Stored entries
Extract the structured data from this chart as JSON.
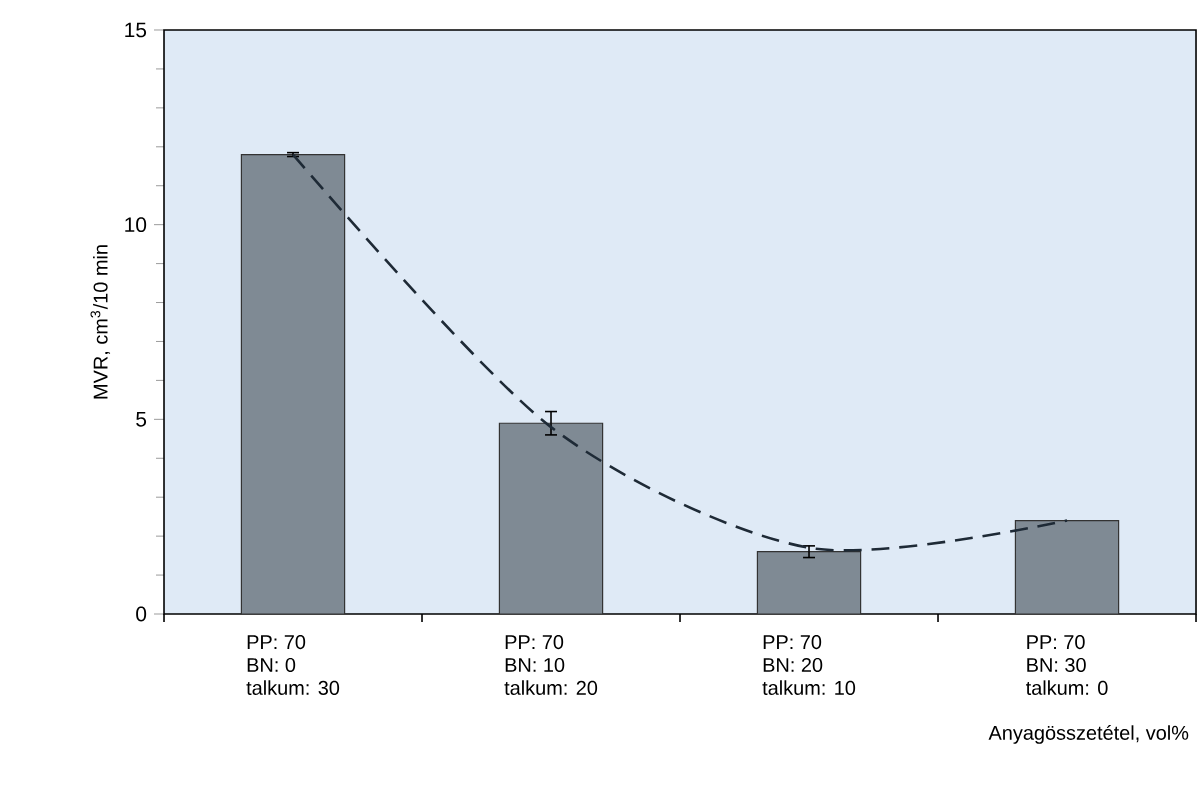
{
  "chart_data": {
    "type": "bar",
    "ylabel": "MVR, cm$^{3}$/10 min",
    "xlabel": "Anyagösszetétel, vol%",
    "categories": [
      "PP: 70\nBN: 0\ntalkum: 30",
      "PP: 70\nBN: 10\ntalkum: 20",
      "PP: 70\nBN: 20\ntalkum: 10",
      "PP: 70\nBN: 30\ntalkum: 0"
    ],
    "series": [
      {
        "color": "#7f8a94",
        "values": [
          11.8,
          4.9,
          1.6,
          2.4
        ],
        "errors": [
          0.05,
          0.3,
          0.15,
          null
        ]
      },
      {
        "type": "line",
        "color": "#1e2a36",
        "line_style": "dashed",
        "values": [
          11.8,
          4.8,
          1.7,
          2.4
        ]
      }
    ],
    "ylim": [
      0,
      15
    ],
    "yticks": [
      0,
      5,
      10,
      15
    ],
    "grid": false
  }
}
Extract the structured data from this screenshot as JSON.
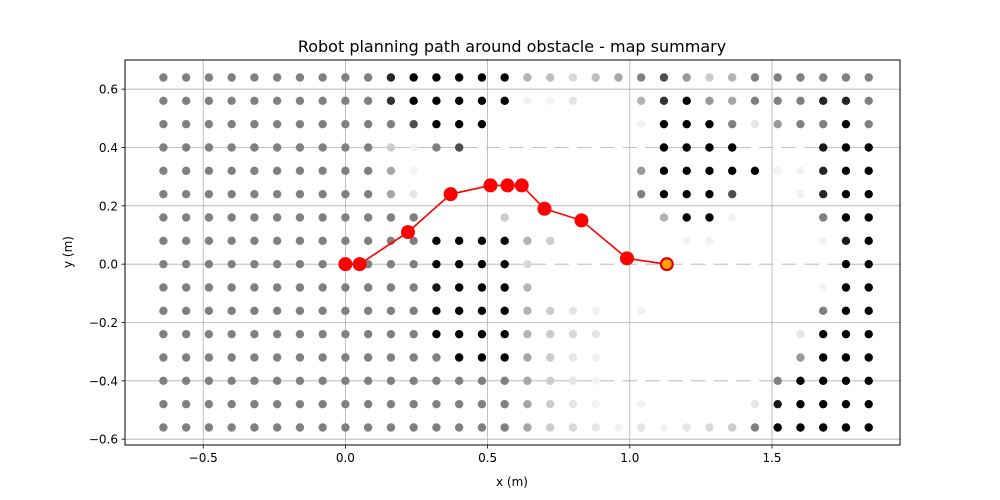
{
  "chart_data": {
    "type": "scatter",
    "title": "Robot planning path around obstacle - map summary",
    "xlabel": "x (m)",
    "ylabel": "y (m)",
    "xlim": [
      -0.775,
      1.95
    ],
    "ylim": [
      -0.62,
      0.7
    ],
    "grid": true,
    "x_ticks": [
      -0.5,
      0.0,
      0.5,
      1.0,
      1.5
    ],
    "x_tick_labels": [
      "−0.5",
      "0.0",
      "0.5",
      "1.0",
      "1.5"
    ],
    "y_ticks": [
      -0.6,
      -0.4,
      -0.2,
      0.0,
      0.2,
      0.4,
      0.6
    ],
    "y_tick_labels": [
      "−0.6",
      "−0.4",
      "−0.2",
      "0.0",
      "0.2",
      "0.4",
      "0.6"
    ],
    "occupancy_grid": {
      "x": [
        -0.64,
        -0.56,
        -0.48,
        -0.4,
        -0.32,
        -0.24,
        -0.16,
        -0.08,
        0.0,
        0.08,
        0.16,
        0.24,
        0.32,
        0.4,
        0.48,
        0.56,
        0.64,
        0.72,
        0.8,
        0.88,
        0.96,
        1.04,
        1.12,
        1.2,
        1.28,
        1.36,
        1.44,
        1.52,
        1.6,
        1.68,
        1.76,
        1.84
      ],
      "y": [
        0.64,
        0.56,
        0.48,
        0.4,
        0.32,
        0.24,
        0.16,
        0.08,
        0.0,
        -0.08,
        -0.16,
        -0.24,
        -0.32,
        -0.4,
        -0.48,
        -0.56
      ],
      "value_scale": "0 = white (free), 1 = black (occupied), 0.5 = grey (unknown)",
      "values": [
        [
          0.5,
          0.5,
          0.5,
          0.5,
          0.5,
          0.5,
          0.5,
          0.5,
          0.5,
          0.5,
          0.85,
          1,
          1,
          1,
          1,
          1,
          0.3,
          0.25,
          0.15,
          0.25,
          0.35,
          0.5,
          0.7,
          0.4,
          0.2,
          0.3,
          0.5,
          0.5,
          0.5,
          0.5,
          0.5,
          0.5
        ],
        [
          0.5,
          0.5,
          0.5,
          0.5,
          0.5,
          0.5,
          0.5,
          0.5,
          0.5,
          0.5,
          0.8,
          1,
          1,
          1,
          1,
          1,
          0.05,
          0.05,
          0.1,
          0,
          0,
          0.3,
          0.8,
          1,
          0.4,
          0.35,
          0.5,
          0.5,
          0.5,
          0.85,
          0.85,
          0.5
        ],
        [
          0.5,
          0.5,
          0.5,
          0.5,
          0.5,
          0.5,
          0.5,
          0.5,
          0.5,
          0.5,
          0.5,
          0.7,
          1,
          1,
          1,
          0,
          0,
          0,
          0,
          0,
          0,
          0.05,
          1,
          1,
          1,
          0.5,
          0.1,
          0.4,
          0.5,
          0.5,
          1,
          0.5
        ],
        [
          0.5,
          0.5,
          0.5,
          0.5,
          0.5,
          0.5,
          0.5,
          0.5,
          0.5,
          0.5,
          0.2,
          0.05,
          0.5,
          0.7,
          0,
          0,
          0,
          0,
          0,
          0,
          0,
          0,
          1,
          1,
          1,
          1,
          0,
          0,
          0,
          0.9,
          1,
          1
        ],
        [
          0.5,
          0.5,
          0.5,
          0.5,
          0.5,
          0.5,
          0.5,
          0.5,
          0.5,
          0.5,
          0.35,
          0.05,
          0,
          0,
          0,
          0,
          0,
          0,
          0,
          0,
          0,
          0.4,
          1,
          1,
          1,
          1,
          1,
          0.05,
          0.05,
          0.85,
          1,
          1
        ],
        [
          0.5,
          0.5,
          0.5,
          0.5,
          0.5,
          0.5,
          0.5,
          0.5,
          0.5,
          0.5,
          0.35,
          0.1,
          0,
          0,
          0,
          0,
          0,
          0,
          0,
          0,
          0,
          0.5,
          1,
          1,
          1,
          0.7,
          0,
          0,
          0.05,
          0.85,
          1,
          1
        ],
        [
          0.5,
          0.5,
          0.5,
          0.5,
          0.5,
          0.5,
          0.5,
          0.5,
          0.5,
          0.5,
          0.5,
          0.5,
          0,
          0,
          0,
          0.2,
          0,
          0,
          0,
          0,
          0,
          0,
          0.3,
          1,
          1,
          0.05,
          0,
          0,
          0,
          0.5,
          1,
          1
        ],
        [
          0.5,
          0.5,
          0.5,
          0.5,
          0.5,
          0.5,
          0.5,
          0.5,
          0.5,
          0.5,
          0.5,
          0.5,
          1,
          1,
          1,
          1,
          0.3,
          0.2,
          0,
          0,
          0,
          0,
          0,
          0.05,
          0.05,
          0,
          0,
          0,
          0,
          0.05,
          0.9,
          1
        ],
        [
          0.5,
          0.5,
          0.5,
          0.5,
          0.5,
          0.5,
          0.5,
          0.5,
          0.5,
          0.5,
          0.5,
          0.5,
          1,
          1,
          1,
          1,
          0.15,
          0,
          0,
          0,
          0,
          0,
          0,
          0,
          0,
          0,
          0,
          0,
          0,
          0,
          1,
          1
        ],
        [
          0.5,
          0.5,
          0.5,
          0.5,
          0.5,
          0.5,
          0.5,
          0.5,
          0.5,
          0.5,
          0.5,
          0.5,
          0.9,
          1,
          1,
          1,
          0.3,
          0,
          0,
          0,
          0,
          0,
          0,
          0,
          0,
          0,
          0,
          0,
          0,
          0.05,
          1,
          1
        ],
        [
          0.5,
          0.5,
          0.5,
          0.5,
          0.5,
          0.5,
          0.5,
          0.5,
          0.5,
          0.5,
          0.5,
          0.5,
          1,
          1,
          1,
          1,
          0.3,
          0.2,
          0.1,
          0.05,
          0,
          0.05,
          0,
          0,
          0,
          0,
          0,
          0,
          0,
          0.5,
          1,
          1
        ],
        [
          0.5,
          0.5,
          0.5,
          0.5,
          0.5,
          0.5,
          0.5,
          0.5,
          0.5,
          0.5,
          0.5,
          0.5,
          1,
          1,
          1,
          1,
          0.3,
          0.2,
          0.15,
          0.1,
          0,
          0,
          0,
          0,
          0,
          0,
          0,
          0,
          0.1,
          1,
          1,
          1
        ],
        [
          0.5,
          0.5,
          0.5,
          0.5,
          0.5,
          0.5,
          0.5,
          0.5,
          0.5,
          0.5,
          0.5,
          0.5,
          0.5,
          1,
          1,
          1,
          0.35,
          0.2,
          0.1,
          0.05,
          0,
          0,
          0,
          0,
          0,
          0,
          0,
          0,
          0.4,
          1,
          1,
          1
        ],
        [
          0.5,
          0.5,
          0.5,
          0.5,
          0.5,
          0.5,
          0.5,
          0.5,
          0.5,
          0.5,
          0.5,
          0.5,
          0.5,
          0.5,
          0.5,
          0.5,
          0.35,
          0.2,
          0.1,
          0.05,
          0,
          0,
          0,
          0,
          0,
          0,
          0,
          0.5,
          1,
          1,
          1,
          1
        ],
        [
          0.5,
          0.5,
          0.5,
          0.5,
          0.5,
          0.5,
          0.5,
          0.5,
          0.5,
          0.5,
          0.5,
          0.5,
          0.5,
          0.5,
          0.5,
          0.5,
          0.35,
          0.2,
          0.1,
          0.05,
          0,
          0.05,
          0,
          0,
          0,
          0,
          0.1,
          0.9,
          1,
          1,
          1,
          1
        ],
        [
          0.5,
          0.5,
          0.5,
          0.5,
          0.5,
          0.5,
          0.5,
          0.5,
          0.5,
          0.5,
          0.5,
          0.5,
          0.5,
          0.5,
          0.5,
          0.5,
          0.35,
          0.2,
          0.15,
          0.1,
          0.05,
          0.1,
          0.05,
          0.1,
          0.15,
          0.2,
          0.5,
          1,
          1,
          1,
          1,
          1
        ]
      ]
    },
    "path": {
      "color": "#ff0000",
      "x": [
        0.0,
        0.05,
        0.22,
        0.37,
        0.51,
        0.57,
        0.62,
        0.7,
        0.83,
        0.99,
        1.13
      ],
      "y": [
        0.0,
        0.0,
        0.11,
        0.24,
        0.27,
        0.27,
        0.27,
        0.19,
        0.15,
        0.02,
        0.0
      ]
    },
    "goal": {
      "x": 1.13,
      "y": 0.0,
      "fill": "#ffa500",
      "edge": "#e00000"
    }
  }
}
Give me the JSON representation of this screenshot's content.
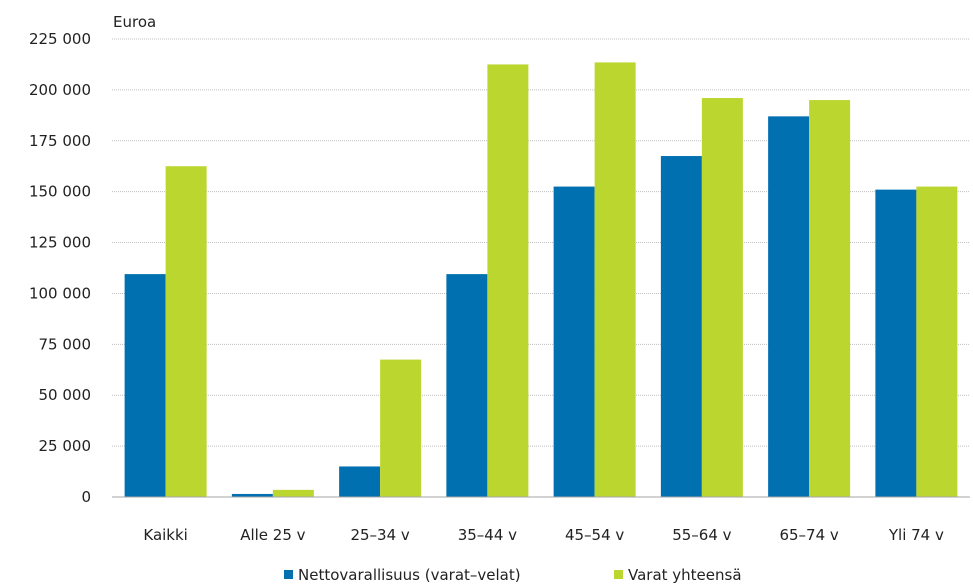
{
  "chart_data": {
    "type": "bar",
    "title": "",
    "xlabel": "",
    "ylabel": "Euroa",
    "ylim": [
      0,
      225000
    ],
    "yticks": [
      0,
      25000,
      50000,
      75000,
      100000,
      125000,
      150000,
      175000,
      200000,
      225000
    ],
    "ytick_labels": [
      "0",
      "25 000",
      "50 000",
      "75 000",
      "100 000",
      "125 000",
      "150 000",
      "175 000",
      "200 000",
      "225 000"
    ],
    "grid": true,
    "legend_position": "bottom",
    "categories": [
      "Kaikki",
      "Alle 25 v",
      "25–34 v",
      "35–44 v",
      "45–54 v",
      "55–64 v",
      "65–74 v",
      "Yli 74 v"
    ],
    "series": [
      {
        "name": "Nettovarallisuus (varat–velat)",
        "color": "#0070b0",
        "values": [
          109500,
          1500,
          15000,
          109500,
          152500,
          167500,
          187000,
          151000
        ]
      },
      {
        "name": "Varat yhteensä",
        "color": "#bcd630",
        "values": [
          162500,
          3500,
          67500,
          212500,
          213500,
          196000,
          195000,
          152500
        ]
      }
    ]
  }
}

• _TASK OBJECTIVE_
Give nothing but the number of lines containing the string "name".

• _COMPLETE RESPONSE_
2